#### WORK TO COMPLETE:
Show all lines holding the string "type".

╭─ ENTRIES SUPPLIED

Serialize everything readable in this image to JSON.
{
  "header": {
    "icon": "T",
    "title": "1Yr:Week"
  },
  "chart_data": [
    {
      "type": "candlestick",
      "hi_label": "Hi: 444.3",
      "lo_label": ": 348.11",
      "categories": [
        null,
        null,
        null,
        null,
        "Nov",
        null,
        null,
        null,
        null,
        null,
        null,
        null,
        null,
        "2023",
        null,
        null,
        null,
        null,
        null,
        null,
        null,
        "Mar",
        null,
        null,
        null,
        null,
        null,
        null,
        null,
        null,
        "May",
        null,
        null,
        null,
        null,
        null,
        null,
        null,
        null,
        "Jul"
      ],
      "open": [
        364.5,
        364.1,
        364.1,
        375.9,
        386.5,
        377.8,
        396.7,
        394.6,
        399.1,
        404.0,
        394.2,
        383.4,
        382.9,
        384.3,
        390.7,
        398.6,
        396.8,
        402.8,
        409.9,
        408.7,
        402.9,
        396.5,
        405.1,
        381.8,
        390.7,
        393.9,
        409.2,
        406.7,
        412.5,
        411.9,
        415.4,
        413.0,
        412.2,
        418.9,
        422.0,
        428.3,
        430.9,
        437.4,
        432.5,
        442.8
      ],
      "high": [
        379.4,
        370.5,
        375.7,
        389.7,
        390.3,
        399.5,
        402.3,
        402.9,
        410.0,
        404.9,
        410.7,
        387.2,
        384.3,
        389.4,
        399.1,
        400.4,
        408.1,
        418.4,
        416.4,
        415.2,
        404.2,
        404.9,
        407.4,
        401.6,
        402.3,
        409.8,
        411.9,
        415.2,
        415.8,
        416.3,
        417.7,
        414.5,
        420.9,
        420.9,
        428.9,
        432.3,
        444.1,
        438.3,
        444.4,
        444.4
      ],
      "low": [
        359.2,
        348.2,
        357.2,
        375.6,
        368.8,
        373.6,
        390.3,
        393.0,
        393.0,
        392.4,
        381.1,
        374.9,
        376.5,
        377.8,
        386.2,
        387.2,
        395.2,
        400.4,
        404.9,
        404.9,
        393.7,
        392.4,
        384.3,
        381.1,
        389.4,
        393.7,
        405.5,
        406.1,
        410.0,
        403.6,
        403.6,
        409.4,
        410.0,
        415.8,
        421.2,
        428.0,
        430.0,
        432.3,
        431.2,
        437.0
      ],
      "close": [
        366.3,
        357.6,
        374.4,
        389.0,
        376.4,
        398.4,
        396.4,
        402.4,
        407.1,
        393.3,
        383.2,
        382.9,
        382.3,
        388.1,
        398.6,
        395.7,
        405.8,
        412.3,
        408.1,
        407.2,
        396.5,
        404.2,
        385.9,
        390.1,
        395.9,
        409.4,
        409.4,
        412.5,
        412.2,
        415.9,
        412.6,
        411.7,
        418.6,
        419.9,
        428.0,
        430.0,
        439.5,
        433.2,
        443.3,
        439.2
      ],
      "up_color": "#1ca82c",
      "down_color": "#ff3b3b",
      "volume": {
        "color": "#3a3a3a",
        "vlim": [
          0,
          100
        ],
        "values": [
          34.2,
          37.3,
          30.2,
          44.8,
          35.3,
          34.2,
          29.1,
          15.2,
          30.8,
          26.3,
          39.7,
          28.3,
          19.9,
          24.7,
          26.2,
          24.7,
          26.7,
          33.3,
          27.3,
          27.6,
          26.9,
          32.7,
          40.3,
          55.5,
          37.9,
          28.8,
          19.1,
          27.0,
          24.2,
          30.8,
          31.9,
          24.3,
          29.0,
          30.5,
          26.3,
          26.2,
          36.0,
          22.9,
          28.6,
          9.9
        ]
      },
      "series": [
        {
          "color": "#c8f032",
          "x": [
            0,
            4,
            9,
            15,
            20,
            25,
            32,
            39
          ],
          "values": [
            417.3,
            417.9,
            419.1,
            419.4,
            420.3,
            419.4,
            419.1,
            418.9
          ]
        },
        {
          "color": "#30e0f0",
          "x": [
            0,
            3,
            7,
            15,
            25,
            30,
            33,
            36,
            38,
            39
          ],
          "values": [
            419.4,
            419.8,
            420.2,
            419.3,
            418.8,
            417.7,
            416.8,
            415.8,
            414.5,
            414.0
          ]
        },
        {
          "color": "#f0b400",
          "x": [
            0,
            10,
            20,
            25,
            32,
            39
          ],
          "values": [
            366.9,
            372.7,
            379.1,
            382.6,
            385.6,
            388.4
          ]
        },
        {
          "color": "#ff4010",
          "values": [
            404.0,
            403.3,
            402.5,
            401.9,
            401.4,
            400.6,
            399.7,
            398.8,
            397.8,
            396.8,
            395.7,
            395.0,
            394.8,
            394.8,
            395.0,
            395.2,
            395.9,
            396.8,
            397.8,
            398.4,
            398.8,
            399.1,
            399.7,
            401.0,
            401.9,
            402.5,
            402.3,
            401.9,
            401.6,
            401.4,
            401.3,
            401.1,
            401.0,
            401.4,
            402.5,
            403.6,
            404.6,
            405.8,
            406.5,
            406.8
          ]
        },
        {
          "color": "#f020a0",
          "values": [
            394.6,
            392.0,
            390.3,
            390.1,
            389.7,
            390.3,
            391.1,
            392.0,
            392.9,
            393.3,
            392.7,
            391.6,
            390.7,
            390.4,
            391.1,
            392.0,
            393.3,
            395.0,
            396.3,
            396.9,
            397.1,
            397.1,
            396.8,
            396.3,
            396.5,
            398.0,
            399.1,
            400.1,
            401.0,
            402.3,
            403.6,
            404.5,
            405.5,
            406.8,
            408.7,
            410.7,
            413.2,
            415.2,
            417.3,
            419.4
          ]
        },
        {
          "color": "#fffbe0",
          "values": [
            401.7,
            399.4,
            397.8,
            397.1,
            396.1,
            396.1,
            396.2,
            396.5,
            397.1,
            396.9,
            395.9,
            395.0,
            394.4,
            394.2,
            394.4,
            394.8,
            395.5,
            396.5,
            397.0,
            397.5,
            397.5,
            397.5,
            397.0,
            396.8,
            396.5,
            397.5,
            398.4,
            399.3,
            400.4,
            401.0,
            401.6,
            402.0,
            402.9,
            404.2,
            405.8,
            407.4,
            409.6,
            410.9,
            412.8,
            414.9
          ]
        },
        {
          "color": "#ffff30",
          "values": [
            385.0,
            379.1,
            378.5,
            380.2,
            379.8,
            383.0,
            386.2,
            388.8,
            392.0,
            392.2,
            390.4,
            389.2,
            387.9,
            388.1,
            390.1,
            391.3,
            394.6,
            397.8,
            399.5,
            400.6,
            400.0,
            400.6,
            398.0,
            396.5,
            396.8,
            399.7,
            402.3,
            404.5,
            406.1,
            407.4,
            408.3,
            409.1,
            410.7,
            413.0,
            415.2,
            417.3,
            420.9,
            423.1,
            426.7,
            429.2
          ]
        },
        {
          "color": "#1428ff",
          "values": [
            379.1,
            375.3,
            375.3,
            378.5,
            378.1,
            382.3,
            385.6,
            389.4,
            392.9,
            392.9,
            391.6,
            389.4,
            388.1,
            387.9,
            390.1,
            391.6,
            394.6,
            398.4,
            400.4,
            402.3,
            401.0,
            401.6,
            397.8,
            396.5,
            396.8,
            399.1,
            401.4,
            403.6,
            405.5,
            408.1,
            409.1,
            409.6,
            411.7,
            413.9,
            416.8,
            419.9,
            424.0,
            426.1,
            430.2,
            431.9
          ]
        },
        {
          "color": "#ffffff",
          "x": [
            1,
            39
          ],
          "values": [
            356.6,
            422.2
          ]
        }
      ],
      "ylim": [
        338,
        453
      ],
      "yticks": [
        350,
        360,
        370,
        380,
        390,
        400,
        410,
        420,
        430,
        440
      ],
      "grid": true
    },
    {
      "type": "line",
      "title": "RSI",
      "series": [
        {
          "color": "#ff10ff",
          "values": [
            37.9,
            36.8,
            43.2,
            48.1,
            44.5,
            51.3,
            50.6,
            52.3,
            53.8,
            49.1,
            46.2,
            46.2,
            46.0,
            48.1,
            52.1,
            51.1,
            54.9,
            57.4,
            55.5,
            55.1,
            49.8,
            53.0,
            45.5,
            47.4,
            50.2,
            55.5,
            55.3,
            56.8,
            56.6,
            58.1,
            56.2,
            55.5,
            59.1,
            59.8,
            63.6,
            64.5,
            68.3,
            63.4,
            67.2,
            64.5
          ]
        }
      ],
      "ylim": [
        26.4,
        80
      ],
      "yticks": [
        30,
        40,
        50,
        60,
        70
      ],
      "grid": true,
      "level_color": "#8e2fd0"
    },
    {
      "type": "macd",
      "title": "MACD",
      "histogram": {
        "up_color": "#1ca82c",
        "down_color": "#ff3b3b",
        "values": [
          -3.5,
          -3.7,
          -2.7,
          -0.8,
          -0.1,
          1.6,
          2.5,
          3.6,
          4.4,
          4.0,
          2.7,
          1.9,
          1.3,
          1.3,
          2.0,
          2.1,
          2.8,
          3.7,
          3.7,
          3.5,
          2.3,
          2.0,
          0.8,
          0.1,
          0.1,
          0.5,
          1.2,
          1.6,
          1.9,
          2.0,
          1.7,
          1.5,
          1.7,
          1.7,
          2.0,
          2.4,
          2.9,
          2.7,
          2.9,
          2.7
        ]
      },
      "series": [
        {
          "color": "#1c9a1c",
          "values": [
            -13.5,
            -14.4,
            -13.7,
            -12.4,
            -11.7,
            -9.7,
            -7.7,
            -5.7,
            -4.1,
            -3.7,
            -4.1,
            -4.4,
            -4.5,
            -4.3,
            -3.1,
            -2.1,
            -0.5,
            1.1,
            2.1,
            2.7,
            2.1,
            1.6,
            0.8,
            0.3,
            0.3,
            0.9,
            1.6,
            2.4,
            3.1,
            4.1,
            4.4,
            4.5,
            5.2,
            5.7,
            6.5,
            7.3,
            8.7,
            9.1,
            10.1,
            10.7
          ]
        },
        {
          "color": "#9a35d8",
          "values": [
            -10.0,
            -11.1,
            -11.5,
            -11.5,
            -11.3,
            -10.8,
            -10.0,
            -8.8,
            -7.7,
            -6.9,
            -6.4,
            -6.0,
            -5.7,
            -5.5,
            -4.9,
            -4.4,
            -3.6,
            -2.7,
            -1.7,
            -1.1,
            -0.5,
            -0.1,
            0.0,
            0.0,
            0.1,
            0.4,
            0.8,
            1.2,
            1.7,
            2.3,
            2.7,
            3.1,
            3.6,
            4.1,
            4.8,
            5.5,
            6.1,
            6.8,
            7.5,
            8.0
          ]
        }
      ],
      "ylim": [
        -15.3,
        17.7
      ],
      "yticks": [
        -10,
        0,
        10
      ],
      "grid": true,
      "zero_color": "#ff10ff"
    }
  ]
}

╰─

#### REPLY:
      "type": "candlestick",
      "type": "line",
      "type": "macd",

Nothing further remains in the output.